> **WHAT TO PRODUCE**: Each entry must be given again exactly; images do not belong in the copy.

===== EXTRACTED ENTRIES =====

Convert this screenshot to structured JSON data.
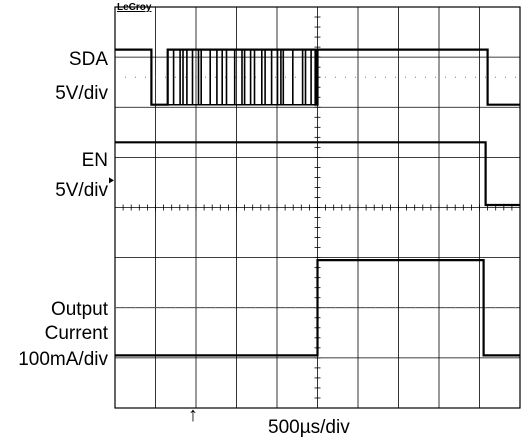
{
  "brand": "LeCroy",
  "timebase": "500µs/div",
  "channels": [
    {
      "name": "SDA",
      "scale": "5V/div"
    },
    {
      "name": "EN",
      "scale": "5V/div"
    },
    {
      "name": "Output",
      "name2": "Current",
      "scale": "100mA/div"
    }
  ],
  "trigger_marker": "↑",
  "chart_data": {
    "type": "line",
    "title": "",
    "xlabel": "500µs/div",
    "x_range_div": [
      0,
      10
    ],
    "y_range_div": [
      0,
      8
    ],
    "grid": true,
    "series": [
      {
        "name": "SDA",
        "baseline_div": 7.15,
        "high_div": 7.15,
        "low_div": 6.05,
        "points": [
          [
            0,
            7.15
          ],
          [
            0.9,
            7.15
          ],
          [
            0.9,
            6.05
          ],
          [
            1.3,
            6.05
          ],
          [
            1.3,
            7.15
          ],
          [
            4.95,
            7.15
          ],
          [
            4.95,
            6.05
          ],
          [
            5.0,
            6.05
          ],
          [
            5.0,
            7.15
          ],
          [
            9.2,
            7.15
          ],
          [
            9.2,
            6.05
          ],
          [
            10,
            6.05
          ]
        ],
        "toggle_region_div": [
          1.3,
          4.95
        ]
      },
      {
        "name": "EN",
        "points": [
          [
            0,
            5.3
          ],
          [
            9.15,
            5.3
          ],
          [
            9.15,
            4.05
          ],
          [
            10,
            4.05
          ]
        ]
      },
      {
        "name": "Output Current",
        "points": [
          [
            0,
            1.05
          ],
          [
            5.0,
            1.05
          ],
          [
            5.0,
            2.95
          ],
          [
            9.1,
            2.95
          ],
          [
            9.1,
            1.05
          ],
          [
            10,
            1.05
          ]
        ]
      }
    ]
  }
}
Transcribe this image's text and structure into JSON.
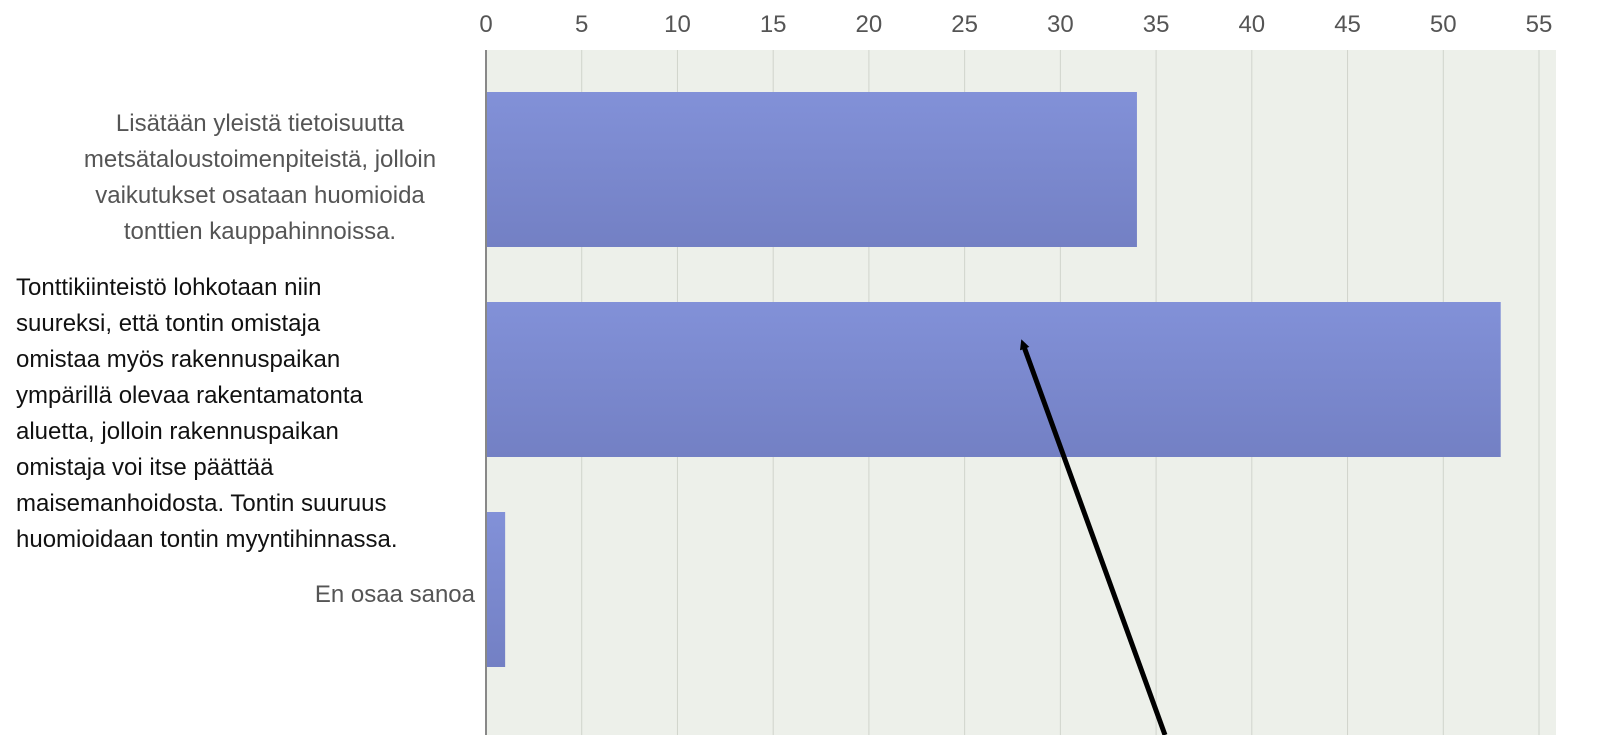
{
  "chart_data": {
    "type": "bar",
    "orientation": "horizontal",
    "categories": [
      "Lisätään yleistä tietoisuutta\nmetsätaloustoimenpiteistä, jolloin\nvaikutukset osataan huomioida\ntonttien kauppahinnoissa.",
      "Tonttikiinteistö lohkotaan niin\nsuureksi, että tontin omistaja\nomistaa myös rakennuspaikan\nympärillä olevaa rakentamatonta\naluetta, jolloin rakennuspaikan\nomistaja voi itse päättää\nmaisemanhoidosta. Tontin suuruus\nhuomioidaan tontin myyntihinnassa.",
      "En osaa sanoa"
    ],
    "values": [
      34,
      53,
      1
    ],
    "xlim": [
      0,
      55
    ],
    "x_ticks": [
      "0",
      "5",
      "10",
      "15",
      "20",
      "25",
      "30",
      "35",
      "40",
      "45",
      "50",
      "55"
    ],
    "x_axis_position": "top",
    "grid": true,
    "legend": "none",
    "colors": {
      "bar_top": "#8291d8",
      "bar_bottom": "#7380c4",
      "plot_background": "#edf0ea",
      "gridline": "#d0d4cc",
      "axis": "#888888",
      "annotation_arrow": "#000000"
    },
    "annotations": [
      {
        "type": "arrow",
        "points_to_category": 1
      }
    ]
  }
}
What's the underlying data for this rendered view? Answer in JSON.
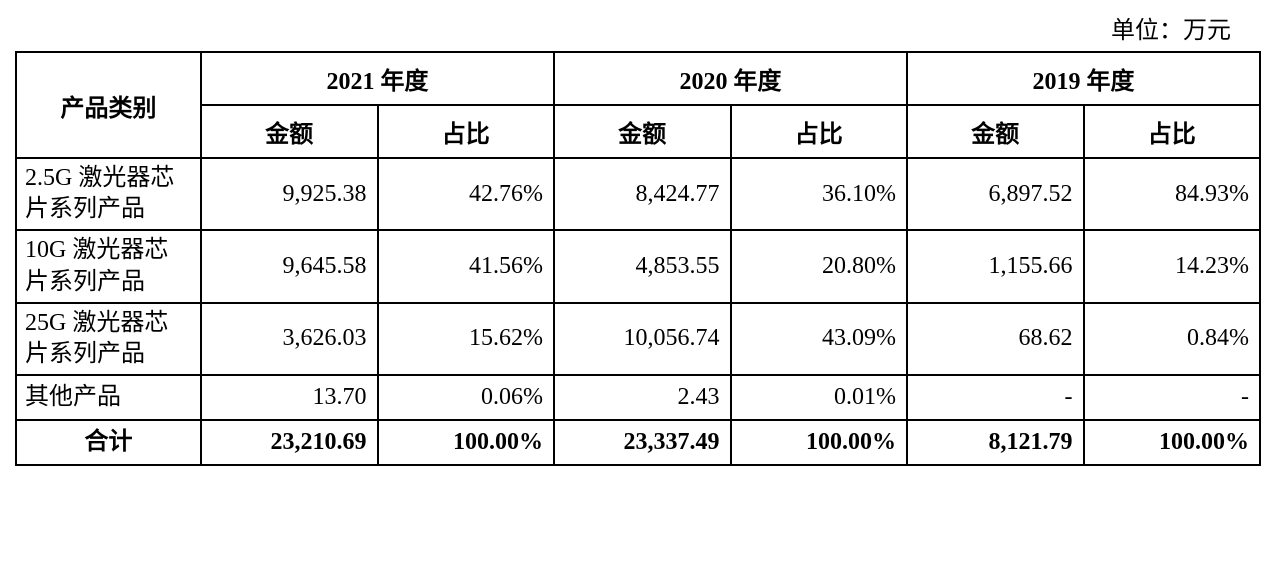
{
  "unit_label": "单位：万元",
  "table": {
    "category_header": "产品类别",
    "years": [
      "2021 年度",
      "2020 年度",
      "2019 年度"
    ],
    "subheaders": {
      "amount": "金额",
      "percent": "占比"
    },
    "rows": [
      {
        "label": "2.5G 激光器芯片系列产品",
        "y2021_amt": "9,925.38",
        "y2021_pct": "42.76%",
        "y2020_amt": "8,424.77",
        "y2020_pct": "36.10%",
        "y2019_amt": "6,897.52",
        "y2019_pct": "84.93%"
      },
      {
        "label": "10G 激光器芯片系列产品",
        "y2021_amt": "9,645.58",
        "y2021_pct": "41.56%",
        "y2020_amt": "4,853.55",
        "y2020_pct": "20.80%",
        "y2019_amt": "1,155.66",
        "y2019_pct": "14.23%"
      },
      {
        "label": "25G 激光器芯片系列产品",
        "y2021_amt": "3,626.03",
        "y2021_pct": "15.62%",
        "y2020_amt": "10,056.74",
        "y2020_pct": "43.09%",
        "y2019_amt": "68.62",
        "y2019_pct": "0.84%"
      },
      {
        "label": "其他产品",
        "y2021_amt": "13.70",
        "y2021_pct": "0.06%",
        "y2020_amt": "2.43",
        "y2020_pct": "0.01%",
        "y2019_amt": "-",
        "y2019_pct": "-"
      }
    ],
    "total": {
      "label": "合计",
      "y2021_amt": "23,210.69",
      "y2021_pct": "100.00%",
      "y2020_amt": "23,337.49",
      "y2020_pct": "100.00%",
      "y2019_amt": "8,121.79",
      "y2019_pct": "100.00%"
    }
  },
  "style": {
    "background_color": "#ffffff",
    "border_color": "#000000",
    "text_color": "#000000",
    "font_family": "SimSun",
    "font_size_pt": 18,
    "header_font_weight": "bold",
    "total_font_weight": "bold",
    "cell_align_label": "left",
    "cell_align_number": "right",
    "header_align": "center"
  }
}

=====

> **TASK RESULT**:
Convert this screenshot to structured JSON data.
{
  "brand": "LeCroy",
  "timebase": "500µs/div",
  "channels": [
    {
      "name": "SDA",
      "scale": "5V/div"
    },
    {
      "name": "EN",
      "scale": "5V/div"
    },
    {
      "name": "Output",
      "name2": "Current",
      "scale": "100mA/div"
    }
  ],
  "trigger_marker": "↑",
  "chart_data": {
    "type": "line",
    "title": "",
    "xlabel": "500µs/div",
    "x_range_div": [
      0,
      10
    ],
    "y_range_div": [
      0,
      8
    ],
    "grid": true,
    "series": [
      {
        "name": "SDA",
        "baseline_div": 7.15,
        "high_div": 7.15,
        "low_div": 6.05,
        "points": [
          [
            0,
            7.15
          ],
          [
            0.9,
            7.15
          ],
          [
            0.9,
            6.05
          ],
          [
            1.3,
            6.05
          ],
          [
            1.3,
            7.15
          ],
          [
            4.95,
            7.15
          ],
          [
            4.95,
            6.05
          ],
          [
            5.0,
            6.05
          ],
          [
            5.0,
            7.15
          ],
          [
            9.2,
            7.15
          ],
          [
            9.2,
            6.05
          ],
          [
            10,
            6.05
          ]
        ],
        "toggle_region_div": [
          1.3,
          4.95
        ]
      },
      {
        "name": "EN",
        "points": [
          [
            0,
            5.3
          ],
          [
            9.15,
            5.3
          ],
          [
            9.15,
            4.05
          ],
          [
            10,
            4.05
          ]
        ]
      },
      {
        "name": "Output Current",
        "points": [
          [
            0,
            1.05
          ],
          [
            5.0,
            1.05
          ],
          [
            5.0,
            2.95
          ],
          [
            9.1,
            2.95
          ],
          [
            9.1,
            1.05
          ],
          [
            10,
            1.05
          ]
        ]
      }
    ]
  }
}
Transcribe this image's text and structure into JSON.
{
  "chart_data": {
    "type": "bar",
    "orientation": "horizontal",
    "categories": [
      "Lisätään yleistä tietoisuutta\nmetsätaloustoimenpiteistä, jolloin\nvaikutukset osataan huomioida\ntonttien kauppahinnoissa.",
      "Tonttikiinteistö lohkotaan niin\nsuureksi, että tontin omistaja\nomistaa myös rakennuspaikan\nympärillä olevaa rakentamatonta\naluetta, jolloin rakennuspaikan\nomistaja voi itse päättää\nmaisemanhoidosta. Tontin suuruus\nhuomioidaan tontin myyntihinnassa.",
      "En osaa sanoa"
    ],
    "values": [
      34,
      53,
      1
    ],
    "xlim": [
      0,
      55
    ],
    "x_ticks": [
      "0",
      "5",
      "10",
      "15",
      "20",
      "25",
      "30",
      "35",
      "40",
      "45",
      "50",
      "55"
    ],
    "x_axis_position": "top",
    "grid": true,
    "legend": "none",
    "colors": {
      "bar_top": "#8291d8",
      "bar_bottom": "#7380c4",
      "plot_background": "#edf0ea",
      "gridline": "#d0d4cc",
      "axis": "#888888",
      "annotation_arrow": "#000000"
    },
    "annotations": [
      {
        "type": "arrow",
        "points_to_category": 1
      }
    ]
  }
}
What's the underlying data for this rendered view? Answer in JSON.
{
  "unit_label": "单位：万元",
  "table": {
    "category_header": "产品类别",
    "years": [
      "2021 年度",
      "2020 年度",
      "2019 年度"
    ],
    "subheaders": {
      "amount": "金额",
      "percent": "占比"
    },
    "rows": [
      {
        "label": "2.5G 激光器芯片系列产品",
        "y2021_amt": "9,925.38",
        "y2021_pct": "42.76%",
        "y2020_amt": "8,424.77",
        "y2020_pct": "36.10%",
        "y2019_amt": "6,897.52",
        "y2019_pct": "84.93%"
      },
      {
        "label": "10G 激光器芯片系列产品",
        "y2021_amt": "9,645.58",
        "y2021_pct": "41.56%",
        "y2020_amt": "4,853.55",
        "y2020_pct": "20.80%",
        "y2019_amt": "1,155.66",
        "y2019_pct": "14.23%"
      },
      {
        "label": "25G 激光器芯片系列产品",
        "y2021_amt": "3,626.03",
        "y2021_pct": "15.62%",
        "y2020_amt": "10,056.74",
        "y2020_pct": "43.09%",
        "y2019_amt": "68.62",
        "y2019_pct": "0.84%"
      },
      {
        "label": "其他产品",
        "y2021_amt": "13.70",
        "y2021_pct": "0.06%",
        "y2020_amt": "2.43",
        "y2020_pct": "0.01%",
        "y2019_amt": "-",
        "y2019_pct": "-"
      }
    ],
    "total": {
      "label": "合计",
      "y2021_amt": "23,210.69",
      "y2021_pct": "100.00%",
      "y2020_amt": "23,337.49",
      "y2020_pct": "100.00%",
      "y2019_amt": "8,121.79",
      "y2019_pct": "100.00%"
    }
  },
  "style": {
    "background_color": "#ffffff",
    "border_color": "#000000",
    "text_color": "#000000",
    "font_family": "SimSun",
    "font_size_pt": 18,
    "header_font_weight": "bold",
    "total_font_weight": "bold",
    "cell_align_label": "left",
    "cell_align_number": "right",
    "header_align": "center"
  }
}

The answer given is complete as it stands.